Leave out the pictures and copy everything else below exactly.

** START Materials provided **

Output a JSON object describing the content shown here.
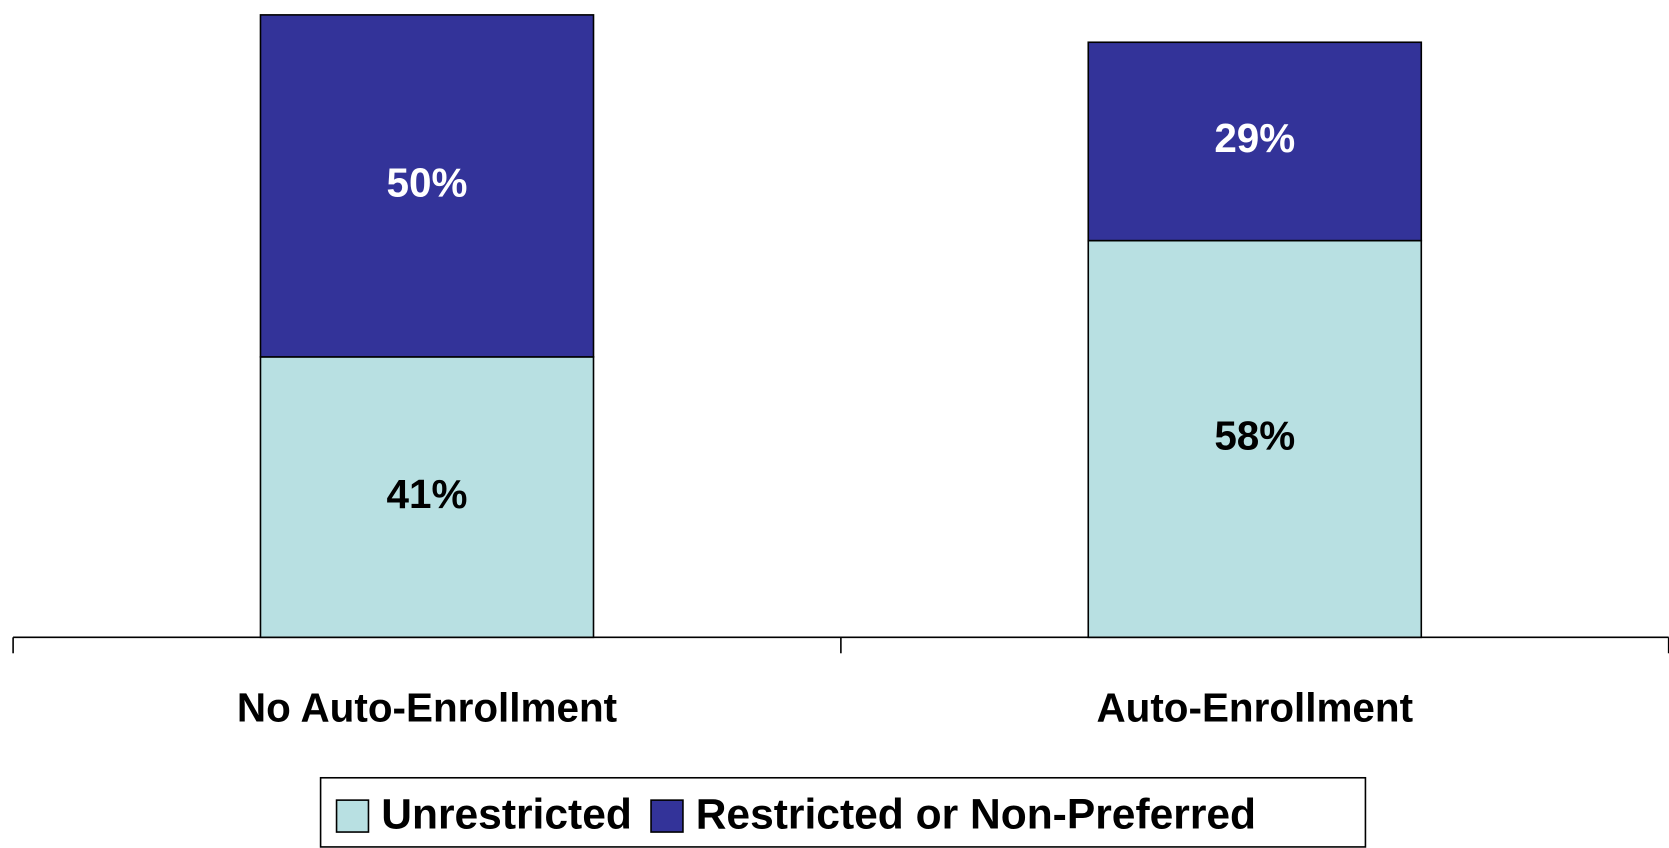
{
  "chart_data": {
    "type": "stacked-bar",
    "categories": [
      "No Auto-Enrollment",
      "Auto-Enrollment"
    ],
    "series": [
      {
        "name": "Unrestricted",
        "color": "#b8e0e2",
        "label_color": "#000000",
        "values": [
          41,
          58
        ],
        "value_labels": [
          "41%",
          "58%"
        ]
      },
      {
        "name": "Restricted or Non-Preferred",
        "color": "#333399",
        "label_color": "#ffffff",
        "values": [
          50,
          29
        ],
        "value_labels": [
          "50%",
          "29%"
        ]
      }
    ],
    "legend": "bottom"
  }
}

** END Materials provided **

Task result →
Output a JSON object describing the content shown here.
{
  "chart_data": {
    "type": "stacked-bar",
    "categories": [
      "No Auto-Enrollment",
      "Auto-Enrollment"
    ],
    "series": [
      {
        "name": "Unrestricted",
        "color": "#b8e0e2",
        "label_color": "#000000",
        "values": [
          41,
          58
        ],
        "value_labels": [
          "41%",
          "58%"
        ]
      },
      {
        "name": "Restricted or Non-Preferred",
        "color": "#333399",
        "label_color": "#ffffff",
        "values": [
          50,
          29
        ],
        "value_labels": [
          "50%",
          "29%"
        ]
      }
    ],
    "legend": "bottom"
  }
}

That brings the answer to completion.